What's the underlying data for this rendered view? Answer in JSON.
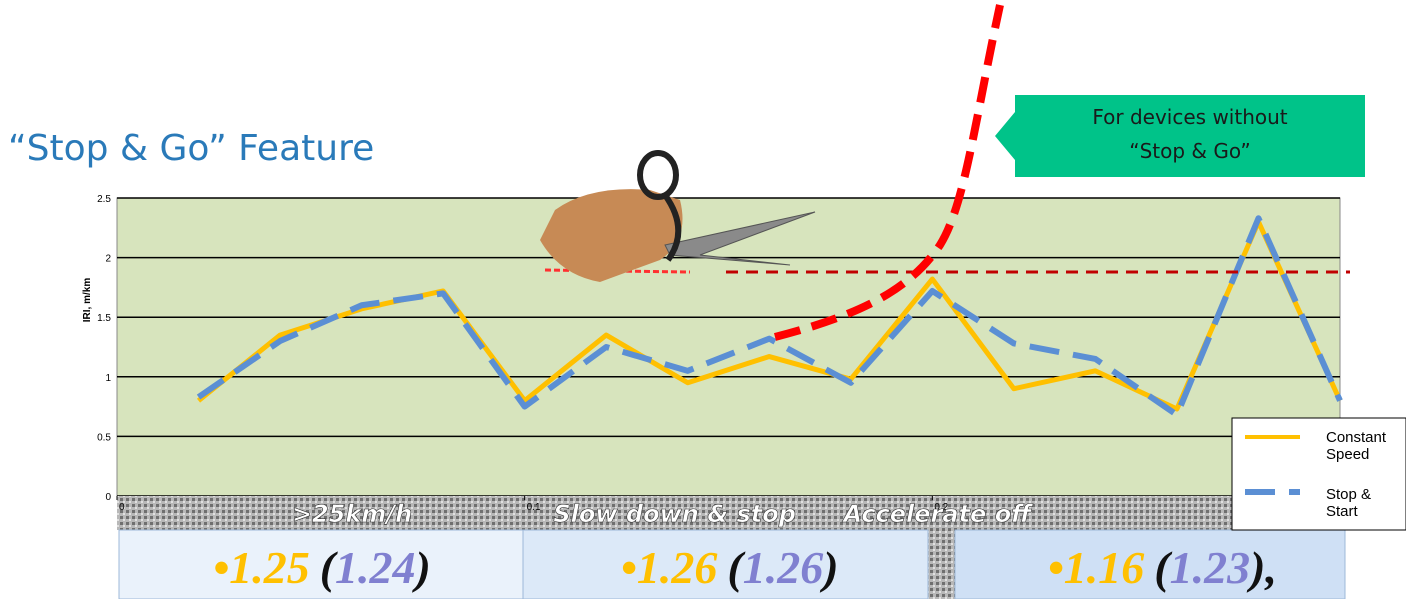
{
  "chart_data": {
    "type": "line",
    "title": "“Stop & Go” Feature",
    "ylabel": "IRI, m/km",
    "x": [
      0.02,
      0.04,
      0.06,
      0.08,
      0.1,
      0.12,
      0.14,
      0.16,
      0.18,
      0.2,
      0.22,
      0.24,
      0.26,
      0.28,
      0.3
    ],
    "series": [
      {
        "name": "Constant Speed",
        "color": "#ffc000",
        "values": [
          0.8,
          1.35,
          1.57,
          1.72,
          0.8,
          1.35,
          0.95,
          1.17,
          0.98,
          1.82,
          0.9,
          1.05,
          0.73,
          2.3,
          0.8
        ]
      },
      {
        "name": "Stop & Start",
        "color": "#5b8fd4",
        "values": [
          0.83,
          1.3,
          1.6,
          1.7,
          0.75,
          1.25,
          1.05,
          1.32,
          0.95,
          1.72,
          1.28,
          1.15,
          0.68,
          2.33,
          0.8
        ]
      }
    ],
    "xlim": [
      0,
      0.3
    ],
    "xticks": [
      0,
      0.1,
      0.2
    ],
    "ylim": [
      0,
      2.5
    ],
    "yticks": [
      0,
      0.5,
      1,
      1.5,
      2,
      2.5
    ],
    "grid": true,
    "legend": "lower-right"
  },
  "callout": [
    "For devices without",
    "“Stop & Go”"
  ],
  "phases": [
    {
      "label": ">25km/h",
      "primary": "•1.25",
      "open": "(",
      "secondary": "1.24",
      "close": ")"
    },
    {
      "label": "Slow down & stop",
      "primary": "•1.26",
      "open": "(",
      "secondary": "1.26",
      "close": ")"
    },
    {
      "label": "Accelerate off",
      "primary": "•1.16",
      "open": "(",
      "secondary": "1.23",
      "close": "),"
    }
  ]
}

------------------------------------

• _Problem statement_
Repeat every record above exactly, but leave out any pictures.

• _Right answer_
What's the underlying data for this rendered view? Answer in JSON.
{
  "chart_data": {
    "type": "line",
    "title": "“Stop & Go” Feature",
    "ylabel": "IRI, m/km",
    "x": [
      0.02,
      0.04,
      0.06,
      0.08,
      0.1,
      0.12,
      0.14,
      0.16,
      0.18,
      0.2,
      0.22,
      0.24,
      0.26,
      0.28,
      0.3
    ],
    "series": [
      {
        "name": "Constant Speed",
        "color": "#ffc000",
        "values": [
          0.8,
          1.35,
          1.57,
          1.72,
          0.8,
          1.35,
          0.95,
          1.17,
          0.98,
          1.82,
          0.9,
          1.05,
          0.73,
          2.3,
          0.8
        ]
      },
      {
        "name": "Stop & Start",
        "color": "#5b8fd4",
        "values": [
          0.83,
          1.3,
          1.6,
          1.7,
          0.75,
          1.25,
          1.05,
          1.32,
          0.95,
          1.72,
          1.28,
          1.15,
          0.68,
          2.33,
          0.8
        ]
      }
    ],
    "xlim": [
      0,
      0.3
    ],
    "xticks": [
      0,
      0.1,
      0.2
    ],
    "ylim": [
      0,
      2.5
    ],
    "yticks": [
      0,
      0.5,
      1,
      1.5,
      2,
      2.5
    ],
    "grid": true,
    "legend": "lower-right"
  },
  "callout": [
    "For devices without",
    "“Stop & Go”"
  ],
  "phases": [
    {
      "label": ">25km/h",
      "primary": "•1.25",
      "open": "(",
      "secondary": "1.24",
      "close": ")"
    },
    {
      "label": "Slow down & stop",
      "primary": "•1.26",
      "open": "(",
      "secondary": "1.26",
      "close": ")"
    },
    {
      "label": "Accelerate off",
      "primary": "•1.16",
      "open": "(",
      "secondary": "1.23",
      "close": "),"
    }
  ]
}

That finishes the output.